Short task: Which lines hold the word "HIDDEN"? Copy each one.

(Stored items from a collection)
☆ ☆ ☆
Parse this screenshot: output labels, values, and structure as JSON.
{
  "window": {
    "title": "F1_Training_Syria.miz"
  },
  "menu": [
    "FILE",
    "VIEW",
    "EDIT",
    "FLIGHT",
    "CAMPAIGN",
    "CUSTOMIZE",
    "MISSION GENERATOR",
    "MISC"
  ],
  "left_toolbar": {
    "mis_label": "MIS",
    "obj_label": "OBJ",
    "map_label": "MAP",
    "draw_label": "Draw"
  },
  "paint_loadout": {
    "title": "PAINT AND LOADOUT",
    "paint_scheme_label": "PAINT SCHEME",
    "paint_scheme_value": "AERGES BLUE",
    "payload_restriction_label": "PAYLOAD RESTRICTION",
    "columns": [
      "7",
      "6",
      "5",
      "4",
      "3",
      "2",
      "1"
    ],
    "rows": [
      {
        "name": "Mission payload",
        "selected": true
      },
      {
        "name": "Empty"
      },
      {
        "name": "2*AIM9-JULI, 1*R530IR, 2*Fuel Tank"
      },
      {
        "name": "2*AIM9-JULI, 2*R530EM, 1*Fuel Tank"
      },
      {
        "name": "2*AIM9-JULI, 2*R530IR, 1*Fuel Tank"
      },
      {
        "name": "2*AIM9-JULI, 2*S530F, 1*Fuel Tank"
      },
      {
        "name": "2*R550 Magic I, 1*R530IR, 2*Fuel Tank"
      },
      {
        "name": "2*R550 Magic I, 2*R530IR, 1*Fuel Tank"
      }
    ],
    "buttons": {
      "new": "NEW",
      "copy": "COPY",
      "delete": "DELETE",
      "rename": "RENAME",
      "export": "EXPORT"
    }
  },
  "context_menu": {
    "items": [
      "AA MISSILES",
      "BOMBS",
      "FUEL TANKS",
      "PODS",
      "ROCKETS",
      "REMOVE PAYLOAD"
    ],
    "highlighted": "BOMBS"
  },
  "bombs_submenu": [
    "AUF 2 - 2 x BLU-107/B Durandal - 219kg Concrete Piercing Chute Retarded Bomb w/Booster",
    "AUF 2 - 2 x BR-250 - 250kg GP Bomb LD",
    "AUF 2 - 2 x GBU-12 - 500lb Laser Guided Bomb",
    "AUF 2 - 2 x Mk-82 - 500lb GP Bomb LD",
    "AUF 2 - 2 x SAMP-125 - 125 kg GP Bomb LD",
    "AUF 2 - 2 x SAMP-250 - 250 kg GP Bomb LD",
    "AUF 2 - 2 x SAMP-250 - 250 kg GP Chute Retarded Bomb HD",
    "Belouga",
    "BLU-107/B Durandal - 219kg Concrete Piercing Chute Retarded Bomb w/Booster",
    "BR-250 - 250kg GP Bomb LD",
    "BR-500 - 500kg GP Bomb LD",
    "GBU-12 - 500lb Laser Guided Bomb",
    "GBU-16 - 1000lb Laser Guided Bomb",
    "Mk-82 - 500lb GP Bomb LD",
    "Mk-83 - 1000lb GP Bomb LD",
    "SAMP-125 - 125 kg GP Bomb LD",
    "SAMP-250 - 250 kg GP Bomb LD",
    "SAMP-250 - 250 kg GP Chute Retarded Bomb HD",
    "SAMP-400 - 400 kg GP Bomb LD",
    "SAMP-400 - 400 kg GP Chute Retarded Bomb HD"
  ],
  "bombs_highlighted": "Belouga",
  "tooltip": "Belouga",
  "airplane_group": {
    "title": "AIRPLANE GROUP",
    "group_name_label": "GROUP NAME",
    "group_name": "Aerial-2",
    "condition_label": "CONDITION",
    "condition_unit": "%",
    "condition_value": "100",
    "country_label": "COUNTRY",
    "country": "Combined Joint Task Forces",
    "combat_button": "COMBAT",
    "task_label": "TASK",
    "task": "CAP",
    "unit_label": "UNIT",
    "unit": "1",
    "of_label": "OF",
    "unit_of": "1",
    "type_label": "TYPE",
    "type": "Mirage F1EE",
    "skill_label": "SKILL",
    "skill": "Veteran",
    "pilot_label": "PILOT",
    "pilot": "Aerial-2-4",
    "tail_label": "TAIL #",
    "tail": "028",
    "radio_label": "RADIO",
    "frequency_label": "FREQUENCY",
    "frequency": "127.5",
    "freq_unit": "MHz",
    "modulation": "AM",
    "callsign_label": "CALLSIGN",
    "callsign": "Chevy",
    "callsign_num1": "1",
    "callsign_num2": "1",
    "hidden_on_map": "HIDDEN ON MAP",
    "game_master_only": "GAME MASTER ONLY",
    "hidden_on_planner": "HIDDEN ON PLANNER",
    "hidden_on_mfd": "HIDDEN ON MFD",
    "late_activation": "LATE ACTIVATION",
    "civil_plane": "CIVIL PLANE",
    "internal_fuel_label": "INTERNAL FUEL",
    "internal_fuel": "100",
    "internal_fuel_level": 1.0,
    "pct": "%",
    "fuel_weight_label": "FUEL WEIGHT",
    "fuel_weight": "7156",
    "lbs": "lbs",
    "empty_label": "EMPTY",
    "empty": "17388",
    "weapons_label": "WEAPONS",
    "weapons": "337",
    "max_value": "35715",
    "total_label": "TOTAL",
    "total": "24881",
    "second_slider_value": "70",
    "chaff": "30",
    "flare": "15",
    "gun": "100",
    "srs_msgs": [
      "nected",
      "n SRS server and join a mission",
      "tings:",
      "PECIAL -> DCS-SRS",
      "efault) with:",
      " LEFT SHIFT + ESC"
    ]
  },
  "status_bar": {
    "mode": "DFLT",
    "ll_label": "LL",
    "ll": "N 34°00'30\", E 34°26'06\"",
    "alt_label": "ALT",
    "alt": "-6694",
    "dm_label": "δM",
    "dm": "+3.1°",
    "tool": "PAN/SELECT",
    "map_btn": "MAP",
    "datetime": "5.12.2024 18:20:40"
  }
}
☆ ☆ ☆
Exercise output:
    "hidden_on_map": "HIDDEN ON MAP",
    "hidden_on_planner": "HIDDEN ON PLANNER",
    "hidden_on_mfd": "HIDDEN ON MFD",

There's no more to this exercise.